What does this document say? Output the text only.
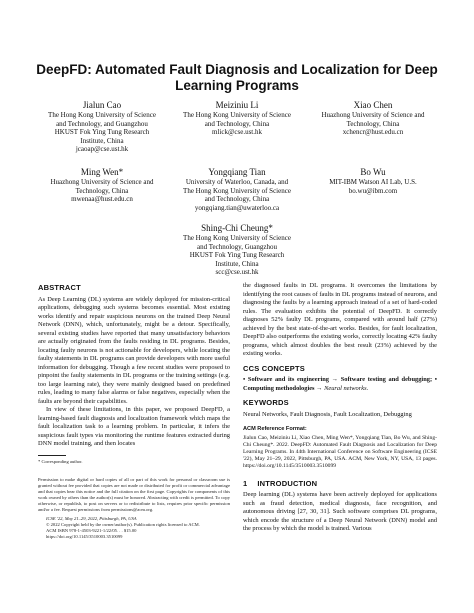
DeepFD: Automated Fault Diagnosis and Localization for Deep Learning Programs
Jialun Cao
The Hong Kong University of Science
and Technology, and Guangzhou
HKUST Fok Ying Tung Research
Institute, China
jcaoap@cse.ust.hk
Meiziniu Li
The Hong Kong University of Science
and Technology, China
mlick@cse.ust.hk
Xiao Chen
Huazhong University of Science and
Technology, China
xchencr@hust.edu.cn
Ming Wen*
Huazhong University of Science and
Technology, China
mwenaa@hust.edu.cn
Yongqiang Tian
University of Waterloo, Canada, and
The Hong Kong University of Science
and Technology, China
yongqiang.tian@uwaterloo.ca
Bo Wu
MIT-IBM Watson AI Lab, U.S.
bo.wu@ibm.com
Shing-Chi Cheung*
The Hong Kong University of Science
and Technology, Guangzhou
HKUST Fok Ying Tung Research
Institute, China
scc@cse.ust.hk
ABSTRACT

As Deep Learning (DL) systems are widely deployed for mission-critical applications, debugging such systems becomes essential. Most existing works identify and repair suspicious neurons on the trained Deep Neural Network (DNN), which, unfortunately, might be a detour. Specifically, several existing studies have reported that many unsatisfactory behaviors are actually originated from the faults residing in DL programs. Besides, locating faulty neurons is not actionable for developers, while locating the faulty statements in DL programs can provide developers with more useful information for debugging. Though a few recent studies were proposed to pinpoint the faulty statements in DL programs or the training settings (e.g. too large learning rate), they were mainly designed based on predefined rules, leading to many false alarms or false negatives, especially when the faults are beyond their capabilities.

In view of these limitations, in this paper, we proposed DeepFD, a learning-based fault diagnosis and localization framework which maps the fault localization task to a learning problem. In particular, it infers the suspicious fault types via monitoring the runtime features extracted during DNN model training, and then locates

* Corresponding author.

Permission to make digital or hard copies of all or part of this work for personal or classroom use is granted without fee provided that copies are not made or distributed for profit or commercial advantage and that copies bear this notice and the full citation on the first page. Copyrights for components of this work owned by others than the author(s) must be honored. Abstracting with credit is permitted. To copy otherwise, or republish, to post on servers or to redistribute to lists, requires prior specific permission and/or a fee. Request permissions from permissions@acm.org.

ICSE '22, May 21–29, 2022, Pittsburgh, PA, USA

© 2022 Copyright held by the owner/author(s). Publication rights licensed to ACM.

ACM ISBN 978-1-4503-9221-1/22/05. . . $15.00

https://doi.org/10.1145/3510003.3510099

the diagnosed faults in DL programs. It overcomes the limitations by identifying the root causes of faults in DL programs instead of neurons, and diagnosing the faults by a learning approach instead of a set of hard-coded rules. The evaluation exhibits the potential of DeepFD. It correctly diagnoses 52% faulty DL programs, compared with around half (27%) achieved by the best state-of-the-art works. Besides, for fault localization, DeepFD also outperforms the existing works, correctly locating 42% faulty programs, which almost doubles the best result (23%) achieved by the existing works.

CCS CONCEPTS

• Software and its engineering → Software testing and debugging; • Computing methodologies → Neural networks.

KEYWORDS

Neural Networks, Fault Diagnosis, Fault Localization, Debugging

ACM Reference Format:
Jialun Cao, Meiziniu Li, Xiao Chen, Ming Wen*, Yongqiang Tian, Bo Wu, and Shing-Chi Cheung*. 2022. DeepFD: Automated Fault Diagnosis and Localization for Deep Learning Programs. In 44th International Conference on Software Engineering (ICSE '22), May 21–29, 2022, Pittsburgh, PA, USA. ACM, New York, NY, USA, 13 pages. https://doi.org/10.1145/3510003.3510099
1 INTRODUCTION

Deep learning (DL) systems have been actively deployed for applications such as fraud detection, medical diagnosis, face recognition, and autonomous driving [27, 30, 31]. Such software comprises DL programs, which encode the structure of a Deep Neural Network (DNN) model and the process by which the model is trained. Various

▶ **Short task**: Without the pictures, transcribe the listing above exactly.

▶ **Task answer**:
What does this document say? Output the text only.
DeepFD: Automated Fault Diagnosis and Localization for Deep Learning Programs
Jialun Cao
The Hong Kong University of Science
and Technology, and Guangzhou
HKUST Fok Ying Tung Research
Institute, China
jcaoap@cse.ust.hk
Meiziniu Li
The Hong Kong University of Science
and Technology, China
mlick@cse.ust.hk
Xiao Chen
Huazhong University of Science and
Technology, China
xchencr@hust.edu.cn
Ming Wen*
Huazhong University of Science and
Technology, China
mwenaa@hust.edu.cn
Yongqiang Tian
University of Waterloo, Canada, and
The Hong Kong University of Science
and Technology, China
yongqiang.tian@uwaterloo.ca
Bo Wu
MIT-IBM Watson AI Lab, U.S.
bo.wu@ibm.com
Shing-Chi Cheung*
The Hong Kong University of Science
and Technology, Guangzhou
HKUST Fok Ying Tung Research
Institute, China
scc@cse.ust.hk
ABSTRACT

As Deep Learning (DL) systems are widely deployed for mission-critical applications, debugging such systems becomes essential. Most existing works identify and repair suspicious neurons on the trained Deep Neural Network (DNN), which, unfortunately, might be a detour. Specifically, several existing studies have reported that many unsatisfactory behaviors are actually originated from the faults residing in DL programs. Besides, locating faulty neurons is not actionable for developers, while locating the faulty statements in DL programs can provide developers with more useful information for debugging. Though a few recent studies were proposed to pinpoint the faulty statements in DL programs or the training settings (e.g. too large learning rate), they were mainly designed based on predefined rules, leading to many false alarms or false negatives, especially when the faults are beyond their capabilities.

In view of these limitations, in this paper, we proposed DeepFD, a learning-based fault diagnosis and localization framework which maps the fault localization task to a learning problem. In particular, it infers the suspicious fault types via monitoring the runtime features extracted during DNN model training, and then locates

* Corresponding author.

Permission to make digital or hard copies of all or part of this work for personal or classroom use is granted without fee provided that copies are not made or distributed for profit or commercial advantage and that copies bear this notice and the full citation on the first page. Copyrights for components of this work owned by others than the author(s) must be honored. Abstracting with credit is permitted. To copy otherwise, or republish, to post on servers or to redistribute to lists, requires prior specific permission and/or a fee. Request permissions from permissions@acm.org.

ICSE '22, May 21–29, 2022, Pittsburgh, PA, USA

© 2022 Copyright held by the owner/author(s). Publication rights licensed to ACM.

ACM ISBN 978-1-4503-9221-1/22/05. . . $15.00

https://doi.org/10.1145/3510003.3510099

the diagnosed faults in DL programs. It overcomes the limitations by identifying the root causes of faults in DL programs instead of neurons, and diagnosing the faults by a learning approach instead of a set of hard-coded rules. The evaluation exhibits the potential of DeepFD. It correctly diagnoses 52% faulty DL programs, compared with around half (27%) achieved by the best state-of-the-art works. Besides, for fault localization, DeepFD also outperforms the existing works, correctly locating 42% faulty programs, which almost doubles the best result (23%) achieved by the existing works.

CCS CONCEPTS

• Software and its engineering → Software testing and debugging; • Computing methodologies → Neural networks.

KEYWORDS

Neural Networks, Fault Diagnosis, Fault Localization, Debugging

ACM Reference Format:
Jialun Cao, Meiziniu Li, Xiao Chen, Ming Wen*, Yongqiang Tian, Bo Wu, and Shing-Chi Cheung*. 2022. DeepFD: Automated Fault Diagnosis and Localization for Deep Learning Programs. In 44th International Conference on Software Engineering (ICSE '22), May 21–29, 2022, Pittsburgh, PA, USA. ACM, New York, NY, USA, 13 pages. https://doi.org/10.1145/3510003.3510099
1 INTRODUCTION

Deep learning (DL) systems have been actively deployed for applications such as fraud detection, medical diagnosis, face recognition, and autonomous driving [27, 30, 31]. Such software comprises DL programs, which encode the structure of a Deep Neural Network (DNN) model and the process by which the model is trained. Various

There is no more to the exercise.